>> Begin Given records

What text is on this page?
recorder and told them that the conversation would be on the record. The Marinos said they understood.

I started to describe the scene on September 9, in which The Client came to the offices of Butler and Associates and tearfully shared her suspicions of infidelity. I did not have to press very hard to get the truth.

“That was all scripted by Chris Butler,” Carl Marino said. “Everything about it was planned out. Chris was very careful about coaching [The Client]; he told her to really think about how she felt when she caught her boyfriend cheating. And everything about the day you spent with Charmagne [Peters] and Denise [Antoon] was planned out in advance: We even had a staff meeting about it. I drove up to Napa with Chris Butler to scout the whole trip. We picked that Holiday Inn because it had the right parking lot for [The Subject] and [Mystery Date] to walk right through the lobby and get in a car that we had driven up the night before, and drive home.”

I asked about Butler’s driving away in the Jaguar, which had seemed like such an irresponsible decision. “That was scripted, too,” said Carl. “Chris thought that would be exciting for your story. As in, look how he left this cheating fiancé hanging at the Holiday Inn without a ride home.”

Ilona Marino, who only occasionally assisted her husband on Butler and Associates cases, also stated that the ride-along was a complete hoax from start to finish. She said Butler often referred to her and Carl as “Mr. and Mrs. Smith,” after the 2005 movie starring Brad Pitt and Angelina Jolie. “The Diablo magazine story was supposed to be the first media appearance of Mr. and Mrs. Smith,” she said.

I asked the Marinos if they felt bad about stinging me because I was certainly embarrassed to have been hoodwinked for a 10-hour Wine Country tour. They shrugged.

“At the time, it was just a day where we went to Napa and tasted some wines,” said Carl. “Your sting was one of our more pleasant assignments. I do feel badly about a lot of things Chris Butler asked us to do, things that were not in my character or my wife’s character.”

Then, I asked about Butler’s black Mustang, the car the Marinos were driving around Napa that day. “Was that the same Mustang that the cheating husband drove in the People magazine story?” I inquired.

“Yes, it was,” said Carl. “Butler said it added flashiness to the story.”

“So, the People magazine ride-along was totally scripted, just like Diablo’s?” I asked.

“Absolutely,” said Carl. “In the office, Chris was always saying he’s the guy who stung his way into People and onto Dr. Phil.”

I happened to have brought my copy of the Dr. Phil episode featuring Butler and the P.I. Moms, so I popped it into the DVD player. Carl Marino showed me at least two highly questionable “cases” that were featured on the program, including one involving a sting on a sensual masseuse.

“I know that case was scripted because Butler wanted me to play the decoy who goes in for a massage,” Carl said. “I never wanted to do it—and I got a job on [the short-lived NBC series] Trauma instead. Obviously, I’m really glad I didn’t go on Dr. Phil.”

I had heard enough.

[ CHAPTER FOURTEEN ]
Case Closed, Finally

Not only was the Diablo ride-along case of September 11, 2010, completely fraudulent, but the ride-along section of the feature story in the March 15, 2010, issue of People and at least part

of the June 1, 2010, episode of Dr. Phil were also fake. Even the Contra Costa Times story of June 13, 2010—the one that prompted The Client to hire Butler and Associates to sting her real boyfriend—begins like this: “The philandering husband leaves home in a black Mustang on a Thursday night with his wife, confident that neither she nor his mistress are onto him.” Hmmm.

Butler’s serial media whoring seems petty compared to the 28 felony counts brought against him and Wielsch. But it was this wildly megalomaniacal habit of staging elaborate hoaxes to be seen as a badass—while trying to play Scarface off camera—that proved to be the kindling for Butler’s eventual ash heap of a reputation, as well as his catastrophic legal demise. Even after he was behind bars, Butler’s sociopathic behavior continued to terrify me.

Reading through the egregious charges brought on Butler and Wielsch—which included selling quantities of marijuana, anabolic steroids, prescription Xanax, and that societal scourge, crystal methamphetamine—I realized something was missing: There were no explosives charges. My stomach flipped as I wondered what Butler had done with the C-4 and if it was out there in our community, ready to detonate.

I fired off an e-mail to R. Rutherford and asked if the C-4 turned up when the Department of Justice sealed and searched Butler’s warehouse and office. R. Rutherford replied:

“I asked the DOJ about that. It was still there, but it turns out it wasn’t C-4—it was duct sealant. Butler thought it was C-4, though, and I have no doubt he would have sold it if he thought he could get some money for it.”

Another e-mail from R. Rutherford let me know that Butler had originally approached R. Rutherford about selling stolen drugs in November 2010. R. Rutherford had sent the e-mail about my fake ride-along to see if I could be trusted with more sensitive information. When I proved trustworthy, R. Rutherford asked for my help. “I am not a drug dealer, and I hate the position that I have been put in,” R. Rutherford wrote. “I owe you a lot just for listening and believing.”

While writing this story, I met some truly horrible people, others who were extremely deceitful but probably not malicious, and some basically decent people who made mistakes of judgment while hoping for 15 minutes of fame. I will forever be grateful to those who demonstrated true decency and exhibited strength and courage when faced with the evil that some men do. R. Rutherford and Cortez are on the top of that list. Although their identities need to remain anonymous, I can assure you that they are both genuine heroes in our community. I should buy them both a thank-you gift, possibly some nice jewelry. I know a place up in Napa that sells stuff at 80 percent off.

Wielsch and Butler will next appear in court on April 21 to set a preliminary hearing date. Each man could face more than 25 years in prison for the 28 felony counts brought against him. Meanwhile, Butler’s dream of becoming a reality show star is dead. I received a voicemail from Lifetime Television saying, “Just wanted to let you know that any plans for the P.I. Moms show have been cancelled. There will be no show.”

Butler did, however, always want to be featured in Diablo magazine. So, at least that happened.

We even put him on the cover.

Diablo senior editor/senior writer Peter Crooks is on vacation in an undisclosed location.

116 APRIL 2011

>> End Given records

#### What you will do:
Return every entry verbatim.

#### Written answer:
What text is on this page?
recorder and told them that the conversation would be on the record. The Marinos said they understood.

I started to describe the scene on September 9, in which The Client came to the offices of Butler and Associates and tearfully shared her suspicions of infidelity. I did not have to press very hard to get the truth.

“That was all scripted by Chris Butler,” Carl Marino said. “Everything about it was planned out. Chris was very careful about coaching [The Client]; he told her to really think about how she felt when she caught her boyfriend cheating. And everything about the day you spent with Charmagne [Peters] and Denise [Antoon] was planned out in advance: We even had a staff meeting about it. I drove up to Napa with Chris Butler to scout the whole trip. We picked that Holiday Inn because it had the right parking lot for [The Subject] and [Mystery Date] to walk right through the lobby and get in a car that we had driven up the night before, and drive home.”

I asked about Butler’s driving away in the Jaguar, which had seemed like such an irresponsible decision. “That was scripted, too,” said Carl. “Chris thought that would be exciting for your story. As in, look how he left this cheating fiancé hanging at the Holiday Inn without a ride home.”

Ilona Marino, who only occasionally assisted her husband on Butler and Associates cases, also stated that the ride-along was a complete hoax from start to finish. She said Butler often referred to her and Carl as “Mr. and Mrs. Smith,” after the 2005 movie starring Brad Pitt and Angelina Jolie. “The Diablo magazine story was supposed to be the first media appearance of Mr. and Mrs. Smith,” she said.

I asked the Marinos if they felt bad about stinging me because I was certainly embarrassed to have been hoodwinked for a 10-hour Wine Country tour. They shrugged.

“At the time, it was just a day where we went to Napa and tasted some wines,” said Carl. “Your sting was one of our more pleasant assignments. I do feel badly about a lot of things Chris Butler asked us to do, things that were not in my character or my wife’s character.”

Then, I asked about Butler’s black Mustang, the car the Marinos were driving around Napa that day. “Was that the same Mustang that the cheating husband drove in the People magazine story?” I inquired.

“Yes, it was,” said Carl. “Butler said it added flashiness to the story.”

“So, the People magazine ride-along was totally scripted, just like Diablo’s?” I asked.

“Absolutely,” said Carl. “In the office, Chris was always saying he’s the guy who stung his way into People and onto Dr. Phil.”

I happened to have brought my copy of the Dr. Phil episode featuring Butler and the P.I. Moms, so I popped it into the DVD player. Carl Marino showed me at least two highly questionable “cases” that were featured on the program, including one involving a sting on a sensual masseuse.

“I know that case was scripted because Butler wanted me to play the decoy who goes in for a massage,” Carl said. “I never wanted to do it—and I got a job on [the short-lived NBC series] Trauma instead. Obviously, I’m really glad I didn’t go on Dr. Phil.”

I had heard enough.

[ CHAPTER FOURTEEN ]
Case Closed, Finally

Not only was the Diablo ride-along case of September 11, 2010, completely fraudulent, but the ride-along section of the feature story in the March 15, 2010, issue of People and at least part

of the June 1, 2010, episode of Dr. Phil were also fake. Even the Contra Costa Times story of June 13, 2010—the one that prompted The Client to hire Butler and Associates to sting her real boyfriend—begins like this: “The philandering husband leaves home in a black Mustang on a Thursday night with his wife, confident that neither she nor his mistress are onto him.” Hmmm.

Butler’s serial media whoring seems petty compared to the 28 felony counts brought against him and Wielsch. But it was this wildly megalomaniacal habit of staging elaborate hoaxes to be seen as a badass—while trying to play Scarface off camera—that proved to be the kindling for Butler’s eventual ash heap of a reputation, as well as his catastrophic legal demise. Even after he was behind bars, Butler’s sociopathic behavior continued to terrify me.

Reading through the egregious charges brought on Butler and Wielsch—which included selling quantities of marijuana, anabolic steroids, prescription Xanax, and that societal scourge, crystal methamphetamine—I realized something was missing: There were no explosives charges. My stomach flipped as I wondered what Butler had done with the C-4 and if it was out there in our community, ready to detonate.

I fired off an e-mail to R. Rutherford and asked if the C-4 turned up when the Department of Justice sealed and searched Butler’s warehouse and office. R. Rutherford replied:

“I asked the DOJ about that. It was still there, but it turns out it wasn’t C-4—it was duct sealant. Butler thought it was C-4, though, and I have no doubt he would have sold it if he thought he could get some money for it.”

Another e-mail from R. Rutherford let me know that Butler had originally approached R. Rutherford about selling stolen drugs in November 2010. R. Rutherford had sent the e-mail about my fake ride-along to see if I could be trusted with more sensitive information. When I proved trustworthy, R. Rutherford asked for my help. “I am not a drug dealer, and I hate the position that I have been put in,” R. Rutherford wrote. “I owe you a lot just for listening and believing.”

While writing this story, I met some truly horrible people, others who were extremely deceitful but probably not malicious, and some basically decent people who made mistakes of judgment while hoping for 15 minutes of fame. I will forever be grateful to those who demonstrated true decency and exhibited strength and courage when faced with the evil that some men do. R. Rutherford and Cortez are on the top of that list. Although their identities need to remain anonymous, I can assure you that they are both genuine heroes in our community. I should buy them both a thank-you gift, possibly some nice jewelry. I know a place up in Napa that sells stuff at 80 percent off.

Wielsch and Butler will next appear in court on April 21 to set a preliminary hearing date. Each man could face more than 25 years in prison for the 28 felony counts brought against him. Meanwhile, Butler’s dream of becoming a reality show star is dead. I received a voicemail from Lifetime Television saying, “Just wanted to let you know that any plans for the P.I. Moms show have been cancelled. There will be no show.”

Butler did, however, always want to be featured in Diablo magazine. So, at least that happened.

We even put him on the cover.

Diablo senior editor/senior writer Peter Crooks is on vacation in an undisclosed location.

116 APRIL 2011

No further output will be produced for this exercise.